- [Data entries]:
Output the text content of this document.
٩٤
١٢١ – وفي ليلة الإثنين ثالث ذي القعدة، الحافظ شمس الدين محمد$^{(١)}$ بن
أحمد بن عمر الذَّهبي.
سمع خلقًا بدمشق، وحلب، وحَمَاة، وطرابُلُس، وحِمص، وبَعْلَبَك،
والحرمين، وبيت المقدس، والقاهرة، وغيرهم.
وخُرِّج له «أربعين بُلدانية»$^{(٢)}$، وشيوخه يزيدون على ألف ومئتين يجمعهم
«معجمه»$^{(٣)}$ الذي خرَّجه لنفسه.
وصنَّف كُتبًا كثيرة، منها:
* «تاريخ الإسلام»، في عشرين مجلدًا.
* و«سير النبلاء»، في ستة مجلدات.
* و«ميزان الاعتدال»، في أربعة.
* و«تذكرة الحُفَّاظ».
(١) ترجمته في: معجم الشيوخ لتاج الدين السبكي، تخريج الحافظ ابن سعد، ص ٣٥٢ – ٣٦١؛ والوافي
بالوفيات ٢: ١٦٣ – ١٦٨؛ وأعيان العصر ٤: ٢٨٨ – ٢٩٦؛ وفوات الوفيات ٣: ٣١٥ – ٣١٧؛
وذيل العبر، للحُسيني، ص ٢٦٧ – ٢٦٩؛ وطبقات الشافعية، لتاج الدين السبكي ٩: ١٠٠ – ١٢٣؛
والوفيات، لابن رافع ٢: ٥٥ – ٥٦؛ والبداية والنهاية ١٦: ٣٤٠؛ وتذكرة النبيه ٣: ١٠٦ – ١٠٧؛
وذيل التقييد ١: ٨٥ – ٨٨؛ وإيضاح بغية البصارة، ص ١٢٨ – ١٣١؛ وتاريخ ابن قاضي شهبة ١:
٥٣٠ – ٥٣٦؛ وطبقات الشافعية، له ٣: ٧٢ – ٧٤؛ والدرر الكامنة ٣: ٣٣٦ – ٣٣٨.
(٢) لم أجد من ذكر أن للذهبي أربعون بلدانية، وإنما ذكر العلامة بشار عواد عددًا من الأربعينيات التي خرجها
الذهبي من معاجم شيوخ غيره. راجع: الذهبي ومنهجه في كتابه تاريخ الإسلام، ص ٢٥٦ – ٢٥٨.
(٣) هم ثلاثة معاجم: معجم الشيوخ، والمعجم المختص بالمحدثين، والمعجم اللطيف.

- [TASK DIRECTIONS]: Would you copy out each line exactly as written?

- [FINAL RESULT]:
Output the text content of this document.
٩٤
١٢١ – وفي ليلة الإثنين ثالث ذي القعدة، الحافظ شمس الدين محمد$^{(١)}$ بن
أحمد بن عمر الذَّهبي.
سمع خلقًا بدمشق، وحلب، وحَمَاة، وطرابُلُس، وحِمص، وبَعْلَبَك،
والحرمين، وبيت المقدس، والقاهرة، وغيرهم.
وخُرِّج له «أربعين بُلدانية»$^{(٢)}$، وشيوخه يزيدون على ألف ومئتين يجمعهم
«معجمه»$^{(٣)}$ الذي خرَّجه لنفسه.
وصنَّف كُتبًا كثيرة، منها:
* «تاريخ الإسلام»، في عشرين مجلدًا.
* و«سير النبلاء»، في ستة مجلدات.
* و«ميزان الاعتدال»، في أربعة.
* و«تذكرة الحُفَّاظ».
(١) ترجمته في: معجم الشيوخ لتاج الدين السبكي، تخريج الحافظ ابن سعد، ص ٣٥٢ – ٣٦١؛ والوافي
بالوفيات ٢: ١٦٣ – ١٦٨؛ وأعيان العصر ٤: ٢٨٨ – ٢٩٦؛ وفوات الوفيات ٣: ٣١٥ – ٣١٧؛
وذيل العبر، للحُسيني، ص ٢٦٧ – ٢٦٩؛ وطبقات الشافعية، لتاج الدين السبكي ٩: ١٠٠ – ١٢٣؛
والوفيات، لابن رافع ٢: ٥٥ – ٥٦؛ والبداية والنهاية ١٦: ٣٤٠؛ وتذكرة النبيه ٣: ١٠٦ – ١٠٧؛
وذيل التقييد ١: ٨٥ – ٨٨؛ وإيضاح بغية البصارة، ص ١٢٨ – ١٣١؛ وتاريخ ابن قاضي شهبة ١:
٥٣٠ – ٥٣٦؛ وطبقات الشافعية، له ٣: ٧٢ – ٧٤؛ والدرر الكامنة ٣: ٣٣٦ – ٣٣٨.
(٢) لم أجد من ذكر أن للذهبي أربعون بلدانية، وإنما ذكر العلامة بشار عواد عددًا من الأربعينيات التي خرجها
الذهبي من معاجم شيوخ غيره. راجع: الذهبي ومنهجه في كتابه تاريخ الإسلام، ص ٢٥٦ – ٢٥٨.
(٣) هم ثلاثة معاجم: معجم الشيوخ، والمعجم المختص بالمحدثين، والمعجم اللطيف.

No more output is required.